● Aim of the task
Please return every line of the items below verbatim, leaving out the pictures.

===============

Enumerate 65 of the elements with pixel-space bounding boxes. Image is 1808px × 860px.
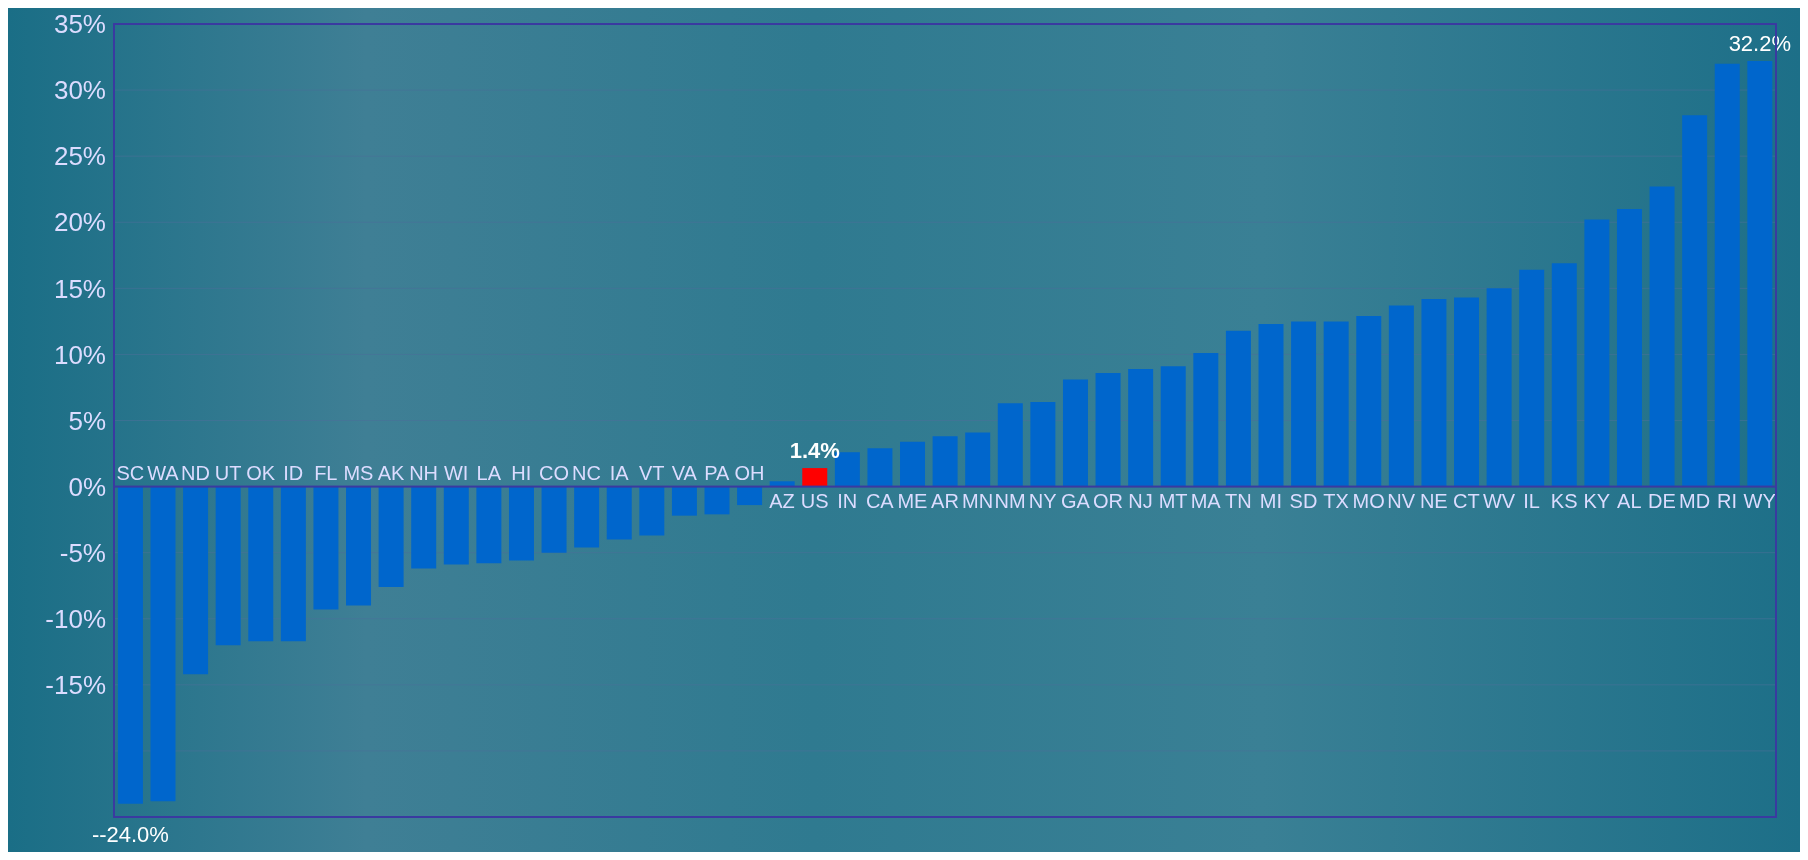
x-tick-label: VT — [638, 461, 665, 484]
x-tick-label: SC — [116, 461, 145, 484]
x-tick-label: FL — [314, 461, 338, 484]
x-tick-label: ME — [897, 489, 928, 512]
x-tick-label: NY — [1028, 489, 1057, 512]
x-tick-label: UT — [214, 461, 242, 484]
y-tick-label: -15% — [45, 670, 106, 701]
x-tick-label: TX — [1323, 489, 1349, 512]
x-tick-label: MO — [1352, 489, 1385, 512]
x-tick-label: WI — [443, 461, 469, 484]
y-tick-label: -10% — [45, 603, 106, 634]
data-label: --24.0% — [91, 821, 169, 847]
data-label: 32.2% — [1728, 31, 1792, 57]
x-tick-label: LA — [476, 461, 502, 484]
x-tick-label: CA — [865, 489, 895, 512]
y-tick-label: 5% — [68, 405, 106, 436]
x-tick-label: RI — [1717, 489, 1738, 512]
x-tick-label: NC — [572, 461, 601, 484]
x-tick-label: DE — [1648, 489, 1676, 512]
x-tick-label: WV — [1482, 489, 1516, 512]
y-tick-label: 0% — [68, 471, 106, 502]
x-tick-label: WY — [1743, 489, 1776, 512]
y-tick-label: 30% — [53, 75, 106, 106]
x-tick-label: OH — [734, 461, 765, 484]
x-tick-label: VA — [671, 461, 698, 484]
y-tick-label: 35% — [53, 9, 106, 40]
x-tick-label: NJ — [1128, 489, 1153, 512]
x-tick-label: AK — [377, 461, 405, 484]
x-tick-label: OK — [246, 461, 276, 484]
x-tick-label: MT — [1158, 489, 1188, 512]
x-tick-label: NE — [1419, 489, 1448, 512]
x-tick-label: MD — [1678, 489, 1711, 512]
y-tick-label: 20% — [53, 207, 106, 238]
x-tick-label: CO — [538, 461, 569, 484]
x-tick-label: TN — [1224, 489, 1252, 512]
x-tick-label: CT — [1453, 489, 1480, 512]
x-tick-label: PA — [704, 461, 731, 484]
x-tick-label: IL — [1523, 489, 1540, 512]
y-tick-label: -5% — [59, 537, 106, 568]
x-tick-label: KS — [1550, 489, 1578, 512]
x-tick-label: MA — [1190, 489, 1222, 512]
x-tick-label: SD — [1289, 489, 1318, 512]
x-tick-label: GA — [1060, 489, 1091, 512]
x-tick-label: US — [800, 489, 829, 512]
x-tick-label: NM — [994, 489, 1026, 512]
x-tick-label: AR — [931, 489, 959, 512]
x-tick-label: OR — [1092, 489, 1123, 512]
x-tick-label: MN — [962, 489, 994, 512]
x-tick-label: HI — [511, 461, 532, 484]
x-tick-label: WA — [147, 461, 180, 484]
y-tick-label: 10% — [53, 339, 106, 370]
x-tick-label: IA — [609, 461, 630, 484]
x-tick-label: NH — [409, 461, 439, 484]
y-tick-label: 15% — [53, 273, 106, 304]
x-tick-label: KY — [1583, 489, 1611, 512]
x-tick-label: NV — [1387, 489, 1416, 512]
x-tick-label: IN — [837, 489, 858, 512]
x-tick-label: ND — [181, 461, 210, 484]
x-tick-label: AZ — [769, 489, 795, 512]
x-tick-label: MS — [343, 461, 374, 484]
x-tick-label: ID — [283, 461, 304, 484]
x-tick-label: AL — [1617, 489, 1642, 512]
y-tick-label: 25% — [53, 141, 106, 172]
data-label: 1.4% — [789, 438, 840, 464]
x-tick-label: MI — [1259, 489, 1282, 512]
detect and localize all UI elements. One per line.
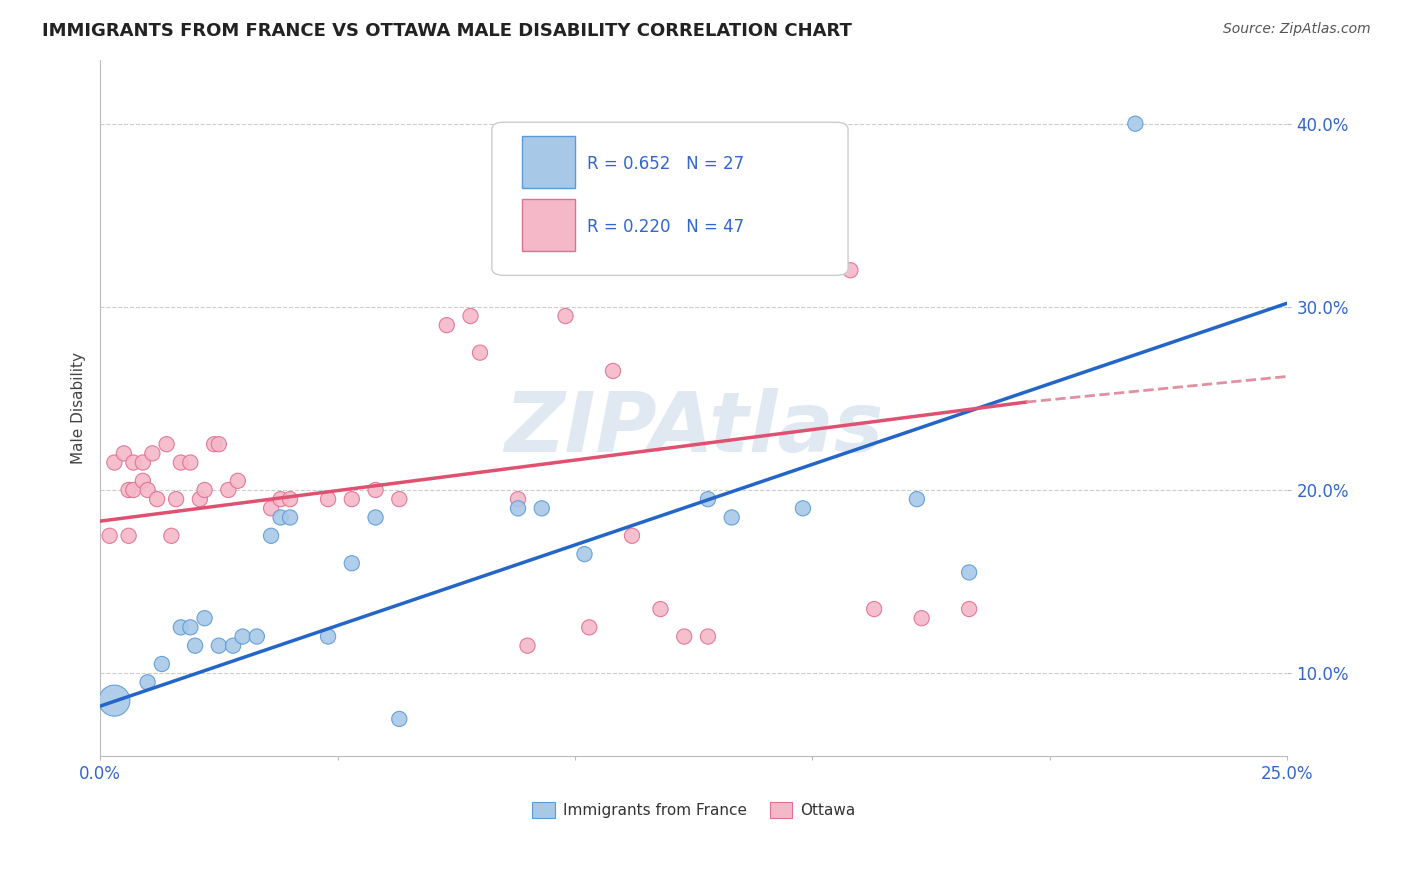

===============

● Exercise answer
Enumerate 65 of the elements with pixel-space bounding boxes. Image is 1808px × 860px.
x-tick-label: VT — [638, 461, 665, 484]
x-tick-label: SC — [116, 461, 145, 484]
x-tick-label: FL — [314, 461, 338, 484]
x-tick-label: ME — [897, 489, 928, 512]
x-tick-label: NY — [1028, 489, 1057, 512]
x-tick-label: UT — [214, 461, 242, 484]
y-tick-label: -15% — [45, 670, 106, 701]
x-tick-label: TX — [1323, 489, 1349, 512]
x-tick-label: MO — [1352, 489, 1385, 512]
x-tick-label: WI — [443, 461, 469, 484]
y-tick-label: -10% — [45, 603, 106, 634]
data-label: --24.0% — [91, 821, 169, 847]
data-label: 32.2% — [1728, 31, 1792, 57]
x-tick-label: LA — [476, 461, 502, 484]
x-tick-label: CA — [865, 489, 895, 512]
y-tick-label: 5% — [68, 405, 106, 436]
x-tick-label: RI — [1717, 489, 1738, 512]
x-tick-label: NC — [572, 461, 601, 484]
x-tick-label: DE — [1648, 489, 1676, 512]
x-tick-label: WV — [1482, 489, 1516, 512]
y-tick-label: 0% — [68, 471, 106, 502]
x-tick-label: WY — [1743, 489, 1776, 512]
y-tick-label: 30% — [53, 75, 106, 106]
x-tick-label: OH — [734, 461, 765, 484]
x-tick-label: VA — [671, 461, 698, 484]
y-tick-label: 35% — [53, 9, 106, 40]
x-tick-label: NJ — [1128, 489, 1153, 512]
x-tick-label: AK — [377, 461, 405, 484]
x-tick-label: OK — [246, 461, 276, 484]
x-tick-label: MT — [1158, 489, 1188, 512]
x-tick-label: NE — [1419, 489, 1448, 512]
x-tick-label: MD — [1678, 489, 1711, 512]
y-tick-label: 20% — [53, 207, 106, 238]
x-tick-label: CO — [538, 461, 569, 484]
x-tick-label: TN — [1224, 489, 1252, 512]
x-tick-label: CT — [1453, 489, 1480, 512]
x-tick-label: PA — [704, 461, 731, 484]
x-tick-label: IL — [1523, 489, 1540, 512]
y-tick-label: -5% — [59, 537, 106, 568]
x-tick-label: KS — [1550, 489, 1578, 512]
x-tick-label: MA — [1190, 489, 1222, 512]
x-tick-label: SD — [1289, 489, 1318, 512]
x-tick-label: GA — [1060, 489, 1091, 512]
x-tick-label: US — [800, 489, 829, 512]
x-tick-label: NM — [994, 489, 1026, 512]
x-tick-label: AR — [931, 489, 959, 512]
x-tick-label: OR — [1092, 489, 1123, 512]
x-tick-label: MN — [962, 489, 994, 512]
x-tick-label: HI — [511, 461, 532, 484]
x-tick-label: WA — [147, 461, 180, 484]
y-tick-label: 10% — [53, 339, 106, 370]
x-tick-label: IA — [609, 461, 630, 484]
x-tick-label: NH — [409, 461, 439, 484]
y-tick-label: 15% — [53, 273, 106, 304]
x-tick-label: KY — [1583, 489, 1611, 512]
x-tick-label: NV — [1387, 489, 1416, 512]
x-tick-label: IN — [837, 489, 858, 512]
x-tick-label: ND — [181, 461, 210, 484]
x-tick-label: AZ — [769, 489, 795, 512]
x-tick-label: MS — [343, 461, 374, 484]
x-tick-label: ID — [283, 461, 304, 484]
x-tick-label: AL — [1617, 489, 1642, 512]
y-tick-label: 25% — [53, 141, 106, 172]
data-label: 1.4% — [789, 438, 840, 464]
x-tick-label: MI — [1259, 489, 1282, 512]
detect and localize all UI elements. One per line.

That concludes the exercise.